* [Provided material]:
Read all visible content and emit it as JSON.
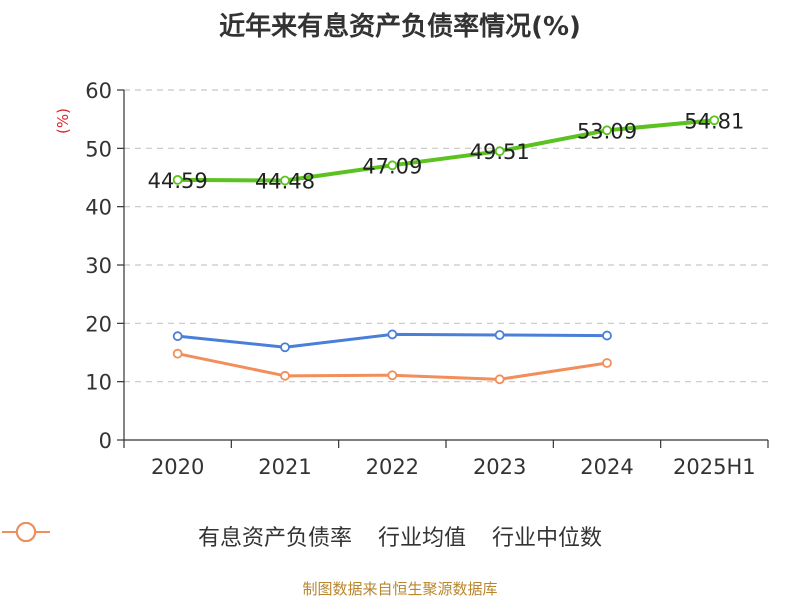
{
  "title": "近年来有息资产负债率情况(%)",
  "unit_label": "(%)",
  "footer": "制图数据来自恒生聚源数据库",
  "colors": {
    "main": "#5bc21f",
    "avg": "#4a7fd9",
    "median": "#f28e5a",
    "grid": "#c8c8c8",
    "axis": "#333333"
  },
  "chart_data": {
    "type": "line",
    "categories": [
      "2020",
      "2021",
      "2022",
      "2023",
      "2024",
      "2025H1"
    ],
    "ylim": [
      0,
      60
    ],
    "yticks": [
      0,
      10,
      20,
      30,
      40,
      50,
      60
    ],
    "grid": true,
    "legend_position": "bottom",
    "series": [
      {
        "name": "有息资产负债率",
        "key": "main",
        "values": [
          44.59,
          44.48,
          47.09,
          49.51,
          53.09,
          54.81
        ],
        "labels": [
          "44.59",
          "44.48",
          "47.09",
          "49.51",
          "53.09",
          "54.81"
        ]
      },
      {
        "name": "行业均值",
        "key": "avg",
        "values": [
          17.8,
          15.9,
          18.1,
          18.0,
          17.9,
          null
        ]
      },
      {
        "name": "行业中位数",
        "key": "median",
        "values": [
          14.8,
          11.0,
          11.1,
          10.4,
          13.2,
          null
        ]
      }
    ]
  }
}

* [What the exercise asks]:
Restate the listing above word for word, and skip the pictures.

* [Result]:
Read all visible content and emit it as JSON.
{
  "title": "近年来有息资产负债率情况(%)",
  "unit_label": "(%)",
  "footer": "制图数据来自恒生聚源数据库",
  "colors": {
    "main": "#5bc21f",
    "avg": "#4a7fd9",
    "median": "#f28e5a",
    "grid": "#c8c8c8",
    "axis": "#333333"
  },
  "chart_data": {
    "type": "line",
    "categories": [
      "2020",
      "2021",
      "2022",
      "2023",
      "2024",
      "2025H1"
    ],
    "ylim": [
      0,
      60
    ],
    "yticks": [
      0,
      10,
      20,
      30,
      40,
      50,
      60
    ],
    "grid": true,
    "legend_position": "bottom",
    "series": [
      {
        "name": "有息资产负债率",
        "key": "main",
        "values": [
          44.59,
          44.48,
          47.09,
          49.51,
          53.09,
          54.81
        ],
        "labels": [
          "44.59",
          "44.48",
          "47.09",
          "49.51",
          "53.09",
          "54.81"
        ]
      },
      {
        "name": "行业均值",
        "key": "avg",
        "values": [
          17.8,
          15.9,
          18.1,
          18.0,
          17.9,
          null
        ]
      },
      {
        "name": "行业中位数",
        "key": "median",
        "values": [
          14.8,
          11.0,
          11.1,
          10.4,
          13.2,
          null
        ]
      }
    ]
  }
}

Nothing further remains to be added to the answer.